#### Requirement:
Give the number of lines that hold the string "this". Nothing else is needed.

#### Exercise materials:
▽

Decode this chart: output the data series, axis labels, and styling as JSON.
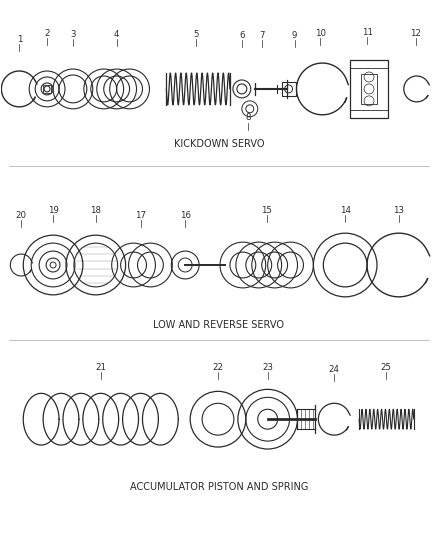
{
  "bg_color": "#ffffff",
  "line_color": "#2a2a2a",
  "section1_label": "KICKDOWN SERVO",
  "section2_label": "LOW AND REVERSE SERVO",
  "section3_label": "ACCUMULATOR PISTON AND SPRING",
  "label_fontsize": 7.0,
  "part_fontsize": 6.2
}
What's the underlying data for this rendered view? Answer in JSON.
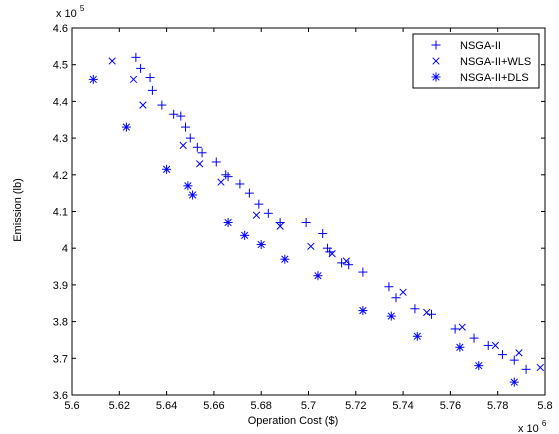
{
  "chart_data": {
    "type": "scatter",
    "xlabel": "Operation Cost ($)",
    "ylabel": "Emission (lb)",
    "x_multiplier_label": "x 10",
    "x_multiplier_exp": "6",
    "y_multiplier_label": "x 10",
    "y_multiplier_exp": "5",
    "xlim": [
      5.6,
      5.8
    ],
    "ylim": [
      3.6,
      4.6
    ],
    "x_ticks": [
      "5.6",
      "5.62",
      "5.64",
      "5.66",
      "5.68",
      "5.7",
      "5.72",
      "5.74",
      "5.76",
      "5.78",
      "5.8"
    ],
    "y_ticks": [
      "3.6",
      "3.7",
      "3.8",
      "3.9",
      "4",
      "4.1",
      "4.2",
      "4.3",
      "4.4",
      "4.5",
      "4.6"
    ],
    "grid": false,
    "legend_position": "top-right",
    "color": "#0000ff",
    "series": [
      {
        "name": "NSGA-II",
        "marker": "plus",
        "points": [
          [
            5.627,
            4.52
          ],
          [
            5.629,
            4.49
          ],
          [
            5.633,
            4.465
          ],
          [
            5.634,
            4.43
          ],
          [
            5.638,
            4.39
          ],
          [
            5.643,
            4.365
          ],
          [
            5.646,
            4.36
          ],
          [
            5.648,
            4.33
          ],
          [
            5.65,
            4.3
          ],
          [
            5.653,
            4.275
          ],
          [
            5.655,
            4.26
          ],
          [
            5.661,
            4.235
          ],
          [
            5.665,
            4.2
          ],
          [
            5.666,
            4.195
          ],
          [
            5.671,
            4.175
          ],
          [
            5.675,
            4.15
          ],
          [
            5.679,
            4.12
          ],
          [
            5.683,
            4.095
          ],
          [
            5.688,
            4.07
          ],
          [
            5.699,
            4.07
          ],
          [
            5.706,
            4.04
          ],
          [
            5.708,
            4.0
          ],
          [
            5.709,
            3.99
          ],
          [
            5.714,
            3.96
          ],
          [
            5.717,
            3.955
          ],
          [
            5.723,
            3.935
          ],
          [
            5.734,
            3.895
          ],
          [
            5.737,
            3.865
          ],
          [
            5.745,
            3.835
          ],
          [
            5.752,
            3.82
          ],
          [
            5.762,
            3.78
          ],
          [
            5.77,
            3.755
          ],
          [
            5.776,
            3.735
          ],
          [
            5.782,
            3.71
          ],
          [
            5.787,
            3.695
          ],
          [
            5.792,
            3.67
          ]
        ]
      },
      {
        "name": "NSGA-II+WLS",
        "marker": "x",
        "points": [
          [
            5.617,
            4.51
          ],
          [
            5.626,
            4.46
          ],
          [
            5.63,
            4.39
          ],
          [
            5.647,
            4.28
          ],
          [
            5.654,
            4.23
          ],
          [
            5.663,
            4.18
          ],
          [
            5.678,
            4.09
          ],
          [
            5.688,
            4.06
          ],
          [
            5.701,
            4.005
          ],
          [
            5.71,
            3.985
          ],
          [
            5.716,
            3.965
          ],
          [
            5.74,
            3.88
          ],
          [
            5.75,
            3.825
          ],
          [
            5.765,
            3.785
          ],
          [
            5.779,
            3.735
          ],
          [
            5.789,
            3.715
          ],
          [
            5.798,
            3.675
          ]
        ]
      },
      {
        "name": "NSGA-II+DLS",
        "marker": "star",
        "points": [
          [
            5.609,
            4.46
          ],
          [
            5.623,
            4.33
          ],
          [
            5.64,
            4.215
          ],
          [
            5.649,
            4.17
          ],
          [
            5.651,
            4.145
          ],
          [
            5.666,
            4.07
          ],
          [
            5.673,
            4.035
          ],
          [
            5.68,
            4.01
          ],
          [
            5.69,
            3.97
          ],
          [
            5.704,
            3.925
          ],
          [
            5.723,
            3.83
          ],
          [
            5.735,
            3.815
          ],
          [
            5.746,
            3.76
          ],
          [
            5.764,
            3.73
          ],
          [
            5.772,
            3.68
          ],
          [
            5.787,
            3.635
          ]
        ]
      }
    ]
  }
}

△
▽

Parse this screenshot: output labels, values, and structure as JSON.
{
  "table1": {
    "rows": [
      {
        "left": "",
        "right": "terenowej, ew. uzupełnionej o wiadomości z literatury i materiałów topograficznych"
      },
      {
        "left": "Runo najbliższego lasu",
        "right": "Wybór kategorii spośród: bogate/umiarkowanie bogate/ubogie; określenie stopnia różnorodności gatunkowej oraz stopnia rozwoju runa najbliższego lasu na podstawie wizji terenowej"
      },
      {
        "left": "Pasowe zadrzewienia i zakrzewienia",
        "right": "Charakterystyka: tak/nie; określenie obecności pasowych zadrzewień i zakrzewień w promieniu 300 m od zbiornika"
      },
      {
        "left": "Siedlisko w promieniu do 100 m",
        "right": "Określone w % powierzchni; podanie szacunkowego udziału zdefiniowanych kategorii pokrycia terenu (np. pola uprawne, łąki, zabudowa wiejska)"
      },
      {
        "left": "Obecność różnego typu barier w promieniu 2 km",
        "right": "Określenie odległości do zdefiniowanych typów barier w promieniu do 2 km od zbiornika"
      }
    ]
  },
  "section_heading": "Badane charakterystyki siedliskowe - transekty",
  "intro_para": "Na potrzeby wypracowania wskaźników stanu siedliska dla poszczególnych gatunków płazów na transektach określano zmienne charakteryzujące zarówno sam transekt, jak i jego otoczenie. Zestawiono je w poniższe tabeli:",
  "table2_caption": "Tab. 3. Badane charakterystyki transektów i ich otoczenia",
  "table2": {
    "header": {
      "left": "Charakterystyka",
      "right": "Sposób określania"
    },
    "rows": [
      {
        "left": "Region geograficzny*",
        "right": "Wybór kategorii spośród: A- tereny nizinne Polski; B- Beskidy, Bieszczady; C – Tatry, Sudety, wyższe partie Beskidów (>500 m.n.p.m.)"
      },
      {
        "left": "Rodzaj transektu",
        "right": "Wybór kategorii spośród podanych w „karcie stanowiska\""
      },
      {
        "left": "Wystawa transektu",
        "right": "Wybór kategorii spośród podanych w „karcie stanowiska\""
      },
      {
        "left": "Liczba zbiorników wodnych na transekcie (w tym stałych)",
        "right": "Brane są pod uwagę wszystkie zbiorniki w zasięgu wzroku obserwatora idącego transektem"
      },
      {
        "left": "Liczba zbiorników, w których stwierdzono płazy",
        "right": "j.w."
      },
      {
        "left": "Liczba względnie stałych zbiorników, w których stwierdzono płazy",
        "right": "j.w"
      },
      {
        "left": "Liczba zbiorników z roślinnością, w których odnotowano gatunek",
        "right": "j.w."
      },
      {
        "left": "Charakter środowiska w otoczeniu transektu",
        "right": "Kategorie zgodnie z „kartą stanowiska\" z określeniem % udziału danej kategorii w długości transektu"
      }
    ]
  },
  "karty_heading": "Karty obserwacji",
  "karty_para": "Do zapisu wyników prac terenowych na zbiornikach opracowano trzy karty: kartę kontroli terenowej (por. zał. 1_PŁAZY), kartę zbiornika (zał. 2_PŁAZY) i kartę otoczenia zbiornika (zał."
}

△

#### Solved exercise:
3